**Instructions to follow**
Copy out the complete listing, word for word.

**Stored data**
BEGIN
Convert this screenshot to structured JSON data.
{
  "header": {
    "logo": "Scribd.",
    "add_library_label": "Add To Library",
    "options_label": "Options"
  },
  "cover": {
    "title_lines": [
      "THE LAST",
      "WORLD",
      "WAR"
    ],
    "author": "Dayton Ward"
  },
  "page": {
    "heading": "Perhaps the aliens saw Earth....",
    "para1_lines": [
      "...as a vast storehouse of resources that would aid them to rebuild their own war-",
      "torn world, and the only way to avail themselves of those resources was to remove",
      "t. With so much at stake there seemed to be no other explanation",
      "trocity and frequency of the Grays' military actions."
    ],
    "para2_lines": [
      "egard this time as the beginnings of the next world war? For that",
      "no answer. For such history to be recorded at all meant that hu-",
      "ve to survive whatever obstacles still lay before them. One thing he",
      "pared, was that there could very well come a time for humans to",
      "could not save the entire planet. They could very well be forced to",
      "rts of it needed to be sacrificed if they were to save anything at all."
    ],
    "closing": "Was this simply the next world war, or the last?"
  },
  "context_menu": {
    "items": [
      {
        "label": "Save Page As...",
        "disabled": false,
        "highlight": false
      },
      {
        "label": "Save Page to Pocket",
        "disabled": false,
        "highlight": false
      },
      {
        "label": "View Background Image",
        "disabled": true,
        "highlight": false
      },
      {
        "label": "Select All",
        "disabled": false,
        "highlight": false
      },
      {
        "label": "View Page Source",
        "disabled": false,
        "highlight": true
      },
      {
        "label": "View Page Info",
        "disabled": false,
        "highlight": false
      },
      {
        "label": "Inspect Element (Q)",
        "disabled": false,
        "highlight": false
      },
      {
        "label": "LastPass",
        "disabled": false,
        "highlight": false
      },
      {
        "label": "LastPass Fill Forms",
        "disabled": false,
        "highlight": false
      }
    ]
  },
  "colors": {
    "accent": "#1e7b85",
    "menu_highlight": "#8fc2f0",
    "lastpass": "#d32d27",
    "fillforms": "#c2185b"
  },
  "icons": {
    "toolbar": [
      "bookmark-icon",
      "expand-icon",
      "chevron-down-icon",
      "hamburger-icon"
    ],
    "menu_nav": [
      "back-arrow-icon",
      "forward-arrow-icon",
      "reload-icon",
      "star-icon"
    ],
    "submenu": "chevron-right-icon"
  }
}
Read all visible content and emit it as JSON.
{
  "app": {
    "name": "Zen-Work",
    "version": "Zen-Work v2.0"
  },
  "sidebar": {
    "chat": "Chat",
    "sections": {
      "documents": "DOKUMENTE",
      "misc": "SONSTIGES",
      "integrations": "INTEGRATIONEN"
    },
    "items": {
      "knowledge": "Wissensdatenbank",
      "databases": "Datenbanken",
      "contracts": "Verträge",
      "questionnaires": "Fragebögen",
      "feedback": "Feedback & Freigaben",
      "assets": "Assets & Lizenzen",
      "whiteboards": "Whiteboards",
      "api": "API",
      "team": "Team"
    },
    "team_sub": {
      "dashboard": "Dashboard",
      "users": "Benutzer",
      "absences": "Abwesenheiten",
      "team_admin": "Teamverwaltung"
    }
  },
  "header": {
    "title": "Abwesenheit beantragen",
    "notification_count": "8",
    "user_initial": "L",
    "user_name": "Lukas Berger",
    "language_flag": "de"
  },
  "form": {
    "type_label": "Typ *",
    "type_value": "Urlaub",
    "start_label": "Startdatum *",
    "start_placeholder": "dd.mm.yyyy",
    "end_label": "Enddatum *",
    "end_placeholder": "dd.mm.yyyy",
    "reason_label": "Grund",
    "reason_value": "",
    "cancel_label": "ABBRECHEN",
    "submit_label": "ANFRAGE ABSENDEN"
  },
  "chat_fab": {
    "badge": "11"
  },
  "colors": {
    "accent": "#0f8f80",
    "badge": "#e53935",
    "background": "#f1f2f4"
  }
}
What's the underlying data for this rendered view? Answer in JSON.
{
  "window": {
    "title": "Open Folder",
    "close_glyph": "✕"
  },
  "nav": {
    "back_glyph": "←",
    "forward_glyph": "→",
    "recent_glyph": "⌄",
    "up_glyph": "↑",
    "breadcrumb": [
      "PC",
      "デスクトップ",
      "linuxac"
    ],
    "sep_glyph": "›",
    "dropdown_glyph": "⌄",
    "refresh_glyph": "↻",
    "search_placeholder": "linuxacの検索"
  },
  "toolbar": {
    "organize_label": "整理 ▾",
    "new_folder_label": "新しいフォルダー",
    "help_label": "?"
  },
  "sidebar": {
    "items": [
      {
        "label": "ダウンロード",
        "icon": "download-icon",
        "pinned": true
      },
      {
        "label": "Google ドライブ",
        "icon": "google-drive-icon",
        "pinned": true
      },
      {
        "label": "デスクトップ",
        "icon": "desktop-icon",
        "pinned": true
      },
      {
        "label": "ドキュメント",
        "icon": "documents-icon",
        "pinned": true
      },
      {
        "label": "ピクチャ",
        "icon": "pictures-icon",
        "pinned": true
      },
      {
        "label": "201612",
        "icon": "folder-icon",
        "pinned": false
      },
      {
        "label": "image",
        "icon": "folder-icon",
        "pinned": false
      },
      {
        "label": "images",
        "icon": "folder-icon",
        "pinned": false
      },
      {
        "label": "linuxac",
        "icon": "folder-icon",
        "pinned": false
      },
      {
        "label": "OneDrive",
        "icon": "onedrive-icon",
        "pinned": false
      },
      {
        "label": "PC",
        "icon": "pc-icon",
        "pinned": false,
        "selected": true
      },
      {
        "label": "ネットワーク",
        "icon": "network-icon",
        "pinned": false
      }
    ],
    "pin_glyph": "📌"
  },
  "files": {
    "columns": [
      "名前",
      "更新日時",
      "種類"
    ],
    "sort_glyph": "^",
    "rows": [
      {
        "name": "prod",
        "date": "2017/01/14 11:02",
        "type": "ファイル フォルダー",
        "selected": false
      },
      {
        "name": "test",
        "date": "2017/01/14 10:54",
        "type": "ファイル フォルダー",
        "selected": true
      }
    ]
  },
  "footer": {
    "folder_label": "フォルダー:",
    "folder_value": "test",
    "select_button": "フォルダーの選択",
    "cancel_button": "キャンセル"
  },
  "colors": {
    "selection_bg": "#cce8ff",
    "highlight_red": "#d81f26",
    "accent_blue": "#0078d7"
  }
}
END
**Task result**
Convert this screenshot to structured JSON data.
{
  "header": {
    "logo": "Scribd.",
    "add_library_label": "Add To Library",
    "options_label": "Options"
  },
  "cover": {
    "title_lines": [
      "THE LAST",
      "WORLD",
      "WAR"
    ],
    "author": "Dayton Ward"
  },
  "page": {
    "heading": "Perhaps the aliens saw Earth....",
    "para1_lines": [
      "...as a vast storehouse of resources that would aid them to rebuild their own war-",
      "torn world, and the only way to avail themselves of those resources was to remove",
      "t. With so much at stake there seemed to be no other explanation",
      "trocity and frequency of the Grays' military actions."
    ],
    "para2_lines": [
      "egard this time as the beginnings of the next world war? For that",
      "no answer. For such history to be recorded at all meant that hu-",
      "ve to survive whatever obstacles still lay before them. One thing he",
      "pared, was that there could very well come a time for humans to",
      "could not save the entire planet. They could very well be forced to",
      "rts of it needed to be sacrificed if they were to save anything at all."
    ],
    "closing": "Was this simply the next world war, or the last?"
  },
  "context_menu": {
    "items": [
      {
        "label": "Save Page As...",
        "disabled": false,
        "highlight": false
      },
      {
        "label": "Save Page to Pocket",
        "disabled": false,
        "highlight": false
      },
      {
        "label": "View Background Image",
        "disabled": true,
        "highlight": false
      },
      {
        "label": "Select All",
        "disabled": false,
        "highlight": false
      },
      {
        "label": "View Page Source",
        "disabled": false,
        "highlight": true
      },
      {
        "label": "View Page Info",
        "disabled": false,
        "highlight": false
      },
      {
        "label": "Inspect Element (Q)",
        "disabled": false,
        "highlight": false
      },
      {
        "label": "LastPass",
        "disabled": false,
        "highlight": false
      },
      {
        "label": "LastPass Fill Forms",
        "disabled": false,
        "highlight": false
      }
    ]
  },
  "colors": {
    "accent": "#1e7b85",
    "menu_highlight": "#8fc2f0",
    "lastpass": "#d32d27",
    "fillforms": "#c2185b"
  },
  "icons": {
    "toolbar": [
      "bookmark-icon",
      "expand-icon",
      "chevron-down-icon",
      "hamburger-icon"
    ],
    "menu_nav": [
      "back-arrow-icon",
      "forward-arrow-icon",
      "reload-icon",
      "star-icon"
    ],
    "submenu": "chevron-right-icon"
  }
}
Read all visible content and emit it as JSON.
{
  "app": {
    "name": "Zen-Work",
    "version": "Zen-Work v2.0"
  },
  "sidebar": {
    "chat": "Chat",
    "sections": {
      "documents": "DOKUMENTE",
      "misc": "SONSTIGES",
      "integrations": "INTEGRATIONEN"
    },
    "items": {
      "knowledge": "Wissensdatenbank",
      "databases": "Datenbanken",
      "contracts": "Verträge",
      "questionnaires": "Fragebögen",
      "feedback": "Feedback & Freigaben",
      "assets": "Assets & Lizenzen",
      "whiteboards": "Whiteboards",
      "api": "API",
      "team": "Team"
    },
    "team_sub": {
      "dashboard": "Dashboard",
      "users": "Benutzer",
      "absences": "Abwesenheiten",
      "team_admin": "Teamverwaltung"
    }
  },
  "header": {
    "title": "Abwesenheit beantragen",
    "notification_count": "8",
    "user_initial": "L",
    "user_name": "Lukas Berger",
    "language_flag": "de"
  },
  "form": {
    "type_label": "Typ *",
    "type_value": "Urlaub",
    "start_label": "Startdatum *",
    "start_placeholder": "dd.mm.yyyy",
    "end_label": "Enddatum *",
    "end_placeholder": "dd.mm.yyyy",
    "reason_label": "Grund",
    "reason_value": "",
    "cancel_label": "ABBRECHEN",
    "submit_label": "ANFRAGE ABSENDEN"
  },
  "chat_fab": {
    "badge": "11"
  },
  "colors": {
    "accent": "#0f8f80",
    "badge": "#e53935",
    "background": "#f1f2f4"
  }
}
What's the underlying data for this rendered view? Answer in JSON.
{
  "window": {
    "title": "Open Folder",
    "close_glyph": "✕"
  },
  "nav": {
    "back_glyph": "←",
    "forward_glyph": "→",
    "recent_glyph": "⌄",
    "up_glyph": "↑",
    "breadcrumb": [
      "PC",
      "デスクトップ",
      "linuxac"
    ],
    "sep_glyph": "›",
    "dropdown_glyph": "⌄",
    "refresh_glyph": "↻",
    "search_placeholder": "linuxacの検索"
  },
  "toolbar": {
    "organize_label": "整理 ▾",
    "new_folder_label": "新しいフォルダー",
    "help_label": "?"
  },
  "sidebar": {
    "items": [
      {
        "label": "ダウンロード",
        "icon": "download-icon",
        "pinned": true
      },
      {
        "label": "Google ドライブ",
        "icon": "google-drive-icon",
        "pinned": true
      },
      {
        "label": "デスクトップ",
        "icon": "desktop-icon",
        "pinned": true
      },
      {
        "label": "ドキュメント",
        "icon": "documents-icon",
        "pinned": true
      },
      {
        "label": "ピクチャ",
        "icon": "pictures-icon",
        "pinned": true
      },
      {
        "label": "201612",
        "icon": "folder-icon",
        "pinned": false
      },
      {
        "label": "image",
        "icon": "folder-icon",
        "pinned": false
      },
      {
        "label": "images",
        "icon": "folder-icon",
        "pinned": false
      },
      {
        "label": "linuxac",
        "icon": "folder-icon",
        "pinned": false
      },
      {
        "label": "OneDrive",
        "icon": "onedrive-icon",
        "pinned": false
      },
      {
        "label": "PC",
        "icon": "pc-icon",
        "pinned": false,
        "selected": true
      },
      {
        "label": "ネットワーク",
        "icon": "network-icon",
        "pinned": false
      }
    ],
    "pin_glyph": "📌"
  },
  "files": {
    "columns": [
      "名前",
      "更新日時",
      "種類"
    ],
    "sort_glyph": "^",
    "rows": [
      {
        "name": "prod",
        "date": "2017/01/14 11:02",
        "type": "ファイル フォルダー",
        "selected": false
      },
      {
        "name": "test",
        "date": "2017/01/14 10:54",
        "type": "ファイル フォルダー",
        "selected": true
      }
    ]
  },
  "footer": {
    "folder_label": "フォルダー:",
    "folder_value": "test",
    "select_button": "フォルダーの選択",
    "cancel_button": "キャンセル"
  },
  "colors": {
    "selection_bg": "#cce8ff",
    "highlight_red": "#d81f26",
    "accent_blue": "#0078d7"
  }
}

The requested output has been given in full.